_PROBLEM TO WORK ON:_
Return all lines below containing the word "xiào".

** start RAW RECORDS **

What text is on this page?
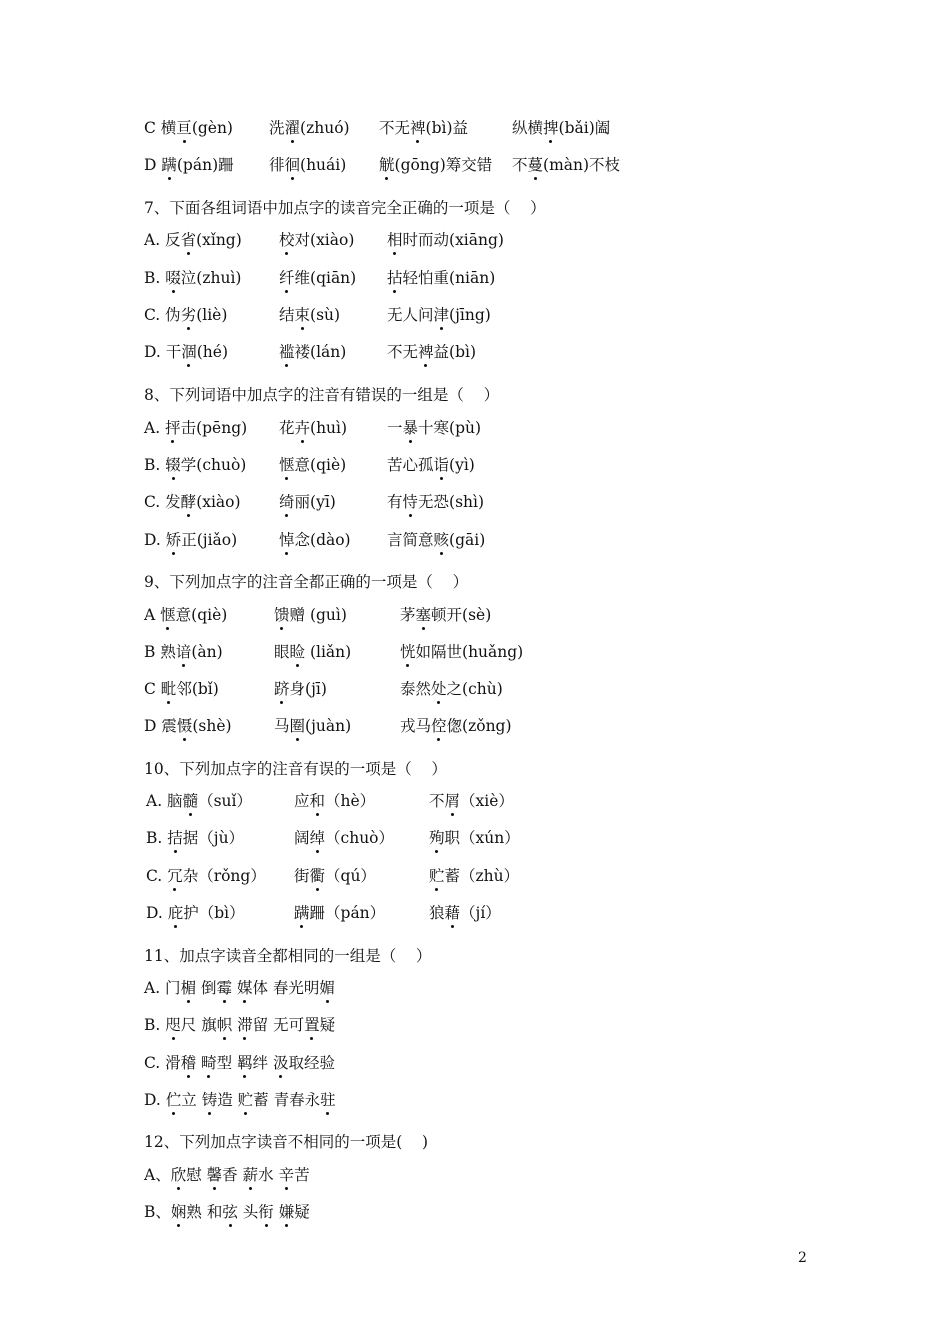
C 横亘(gèn) 洗濯(zhuó) 不无裨(bì)益	纵横捭(bǎi)阖
D 蹒(pán)跚 徘徊(huái) 觥(gōng)筹交错 不蔓(màn)不枝
7、下面各组词语中加点字的读音完全正确的一项是（    ）
A. 反省(xǐng) 校对(xiào) 相时而动(xiāng)
B. 啜泣(zhuì) 纤维(qiān) 拈轻怕重(niān)
C. 伪劣(liè)	结束(sù)	无人问津(jīng)
D. 干涸(hé)	褴褛(lán)	不无裨益(bì)
8、下列词语中加点字的注音有错误的一组是（    ）
A. 抨击(pēng) 花卉(huì)	一暴十寒(pù)
B. 辍学(chuò) 惬意(qiè)	苦心孤诣(yì)
C. 发酵(xiào) 绮丽(yī)	有恃无恐(shì)
D. 矫正(jiǎo)	悼念(dào) 言简意赅(gāi)
9、下列加点字的注音全都正确的一项是（    ）
A 惬意(qiè)	馈赠 (guì)	茅塞顿开(sè)
B 熟谙(àn)	眼睑 (liǎn)	恍如隔世(huǎng)
C 毗邻(bǐ)	跻身(jī)	泰然处之(chù)
D 震慑(shè)	马圈(juàn)	戎马倥偬(zǒng)
10、下列加点字的注音有误的一项是（    ）
A. 脑髓（suǐ）	应和（hè）	不屑（xiè）
B. 拮据（jù）	阔绰（chuò） 殉职（xún）
C. 冗杂（rǒng） 街衢（qú）	贮蓄（zhù）
D. 庇护（bì）	蹒跚（pán）	狼藉（jí）
11、加点字读音全都相同的一组是（    ）
A. 门楣 倒霉 媒体 春光明媚
B. 咫尺 旗帜 滞留 无可置疑
C. 滑稽 畸型 羁绊 汲取经验
D. 伫立 铸造 贮蓄 青春永驻
12、下列加点字读音不相同的一项是(    )
A、欣慰 馨香 薪水 辛苦
B、娴熟 和弦 头衔 嫌疑
2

** end RAW RECORDS **

_WRITTEN SOLUTION:_
A. 反省(xǐng) 校对(xiào) 相时而动(xiāng)
C. 发酵(xiào) 绮丽(yī)	有恃无恐(shì)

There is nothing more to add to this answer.